Items from a data source
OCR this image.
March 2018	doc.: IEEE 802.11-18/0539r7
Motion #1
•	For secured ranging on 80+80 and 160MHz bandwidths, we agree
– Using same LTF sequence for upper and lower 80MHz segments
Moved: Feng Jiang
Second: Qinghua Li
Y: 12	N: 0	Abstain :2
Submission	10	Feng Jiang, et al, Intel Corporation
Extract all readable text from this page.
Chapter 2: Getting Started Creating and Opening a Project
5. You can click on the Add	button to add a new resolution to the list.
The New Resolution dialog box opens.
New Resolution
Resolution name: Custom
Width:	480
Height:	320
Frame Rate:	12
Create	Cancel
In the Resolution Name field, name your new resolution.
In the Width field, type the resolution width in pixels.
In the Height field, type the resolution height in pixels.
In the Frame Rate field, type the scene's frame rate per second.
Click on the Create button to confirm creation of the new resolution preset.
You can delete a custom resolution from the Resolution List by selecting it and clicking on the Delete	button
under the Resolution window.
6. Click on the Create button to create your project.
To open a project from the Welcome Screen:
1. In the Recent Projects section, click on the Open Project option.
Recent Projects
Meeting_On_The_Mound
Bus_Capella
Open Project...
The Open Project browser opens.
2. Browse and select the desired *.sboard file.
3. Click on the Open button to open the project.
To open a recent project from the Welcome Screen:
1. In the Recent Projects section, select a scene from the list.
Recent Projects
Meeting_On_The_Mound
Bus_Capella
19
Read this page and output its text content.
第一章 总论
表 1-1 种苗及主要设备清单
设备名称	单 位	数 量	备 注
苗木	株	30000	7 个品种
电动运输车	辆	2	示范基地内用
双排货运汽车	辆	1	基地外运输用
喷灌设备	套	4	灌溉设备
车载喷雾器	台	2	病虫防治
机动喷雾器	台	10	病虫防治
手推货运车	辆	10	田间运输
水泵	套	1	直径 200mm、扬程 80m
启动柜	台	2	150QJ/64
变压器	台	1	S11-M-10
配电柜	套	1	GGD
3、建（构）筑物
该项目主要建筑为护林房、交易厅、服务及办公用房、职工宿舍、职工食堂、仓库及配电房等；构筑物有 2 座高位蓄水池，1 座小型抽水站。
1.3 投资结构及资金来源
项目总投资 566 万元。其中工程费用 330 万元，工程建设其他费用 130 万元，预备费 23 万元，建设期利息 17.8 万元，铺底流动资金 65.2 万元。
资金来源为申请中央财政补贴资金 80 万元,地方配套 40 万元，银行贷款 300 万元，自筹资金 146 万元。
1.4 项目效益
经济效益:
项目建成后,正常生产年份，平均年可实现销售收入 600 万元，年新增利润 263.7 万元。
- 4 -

Task details:
Copy out the whole listing exactly.

Written solution:
OCR this image.
March 2018	doc.: IEEE 802.11-18/0539r7
Motion #1
•	For secured ranging on 80+80 and 160MHz bandwidths, we agree
– Using same LTF sequence for upper and lower 80MHz segments
Moved: Feng Jiang
Second: Qinghua Li
Y: 12	N: 0	Abstain :2
Submission	10	Feng Jiang, et al, Intel Corporation
Extract all readable text from this page.
Chapter 2: Getting Started Creating and Opening a Project
5. You can click on the Add	button to add a new resolution to the list.
The New Resolution dialog box opens.
New Resolution
Resolution name: Custom
Width:	480
Height:	320
Frame Rate:	12
Create	Cancel
In the Resolution Name field, name your new resolution.
In the Width field, type the resolution width in pixels.
In the Height field, type the resolution height in pixels.
In the Frame Rate field, type the scene's frame rate per second.
Click on the Create button to confirm creation of the new resolution preset.
You can delete a custom resolution from the Resolution List by selecting it and clicking on the Delete	button
under the Resolution window.
6. Click on the Create button to create your project.
To open a project from the Welcome Screen:
1. In the Recent Projects section, click on the Open Project option.
Recent Projects
Meeting_On_The_Mound
Bus_Capella
Open Project...
The Open Project browser opens.
2. Browse and select the desired *.sboard file.
3. Click on the Open button to open the project.
To open a recent project from the Welcome Screen:
1. In the Recent Projects section, select a scene from the list.
Recent Projects
Meeting_On_The_Mound
Bus_Capella
19
Read this page and output its text content.
第一章 总论
表 1-1 种苗及主要设备清单
设备名称	单 位	数 量	备 注
苗木	株	30000	7 个品种
电动运输车	辆	2	示范基地内用
双排货运汽车	辆	1	基地外运输用
喷灌设备	套	4	灌溉设备
车载喷雾器	台	2	病虫防治
机动喷雾器	台	10	病虫防治
手推货运车	辆	10	田间运输
水泵	套	1	直径 200mm、扬程 80m
启动柜	台	2	150QJ/64
变压器	台	1	S11-M-10
配电柜	套	1	GGD
3、建（构）筑物
该项目主要建筑为护林房、交易厅、服务及办公用房、职工宿舍、职工食堂、仓库及配电房等；构筑物有 2 座高位蓄水池，1 座小型抽水站。
1.3 投资结构及资金来源
项目总投资 566 万元。其中工程费用 330 万元，工程建设其他费用 130 万元，预备费 23 万元，建设期利息 17.8 万元，铺底流动资金 65.2 万元。
资金来源为申请中央财政补贴资金 80 万元,地方配套 40 万元，银行贷款 300 万元，自筹资金 146 万元。
1.4 项目效益
经济效益:
项目建成后,正常生产年份，平均年可实现销售收入 600 万元，年新增利润 263.7 万元。
- 4 -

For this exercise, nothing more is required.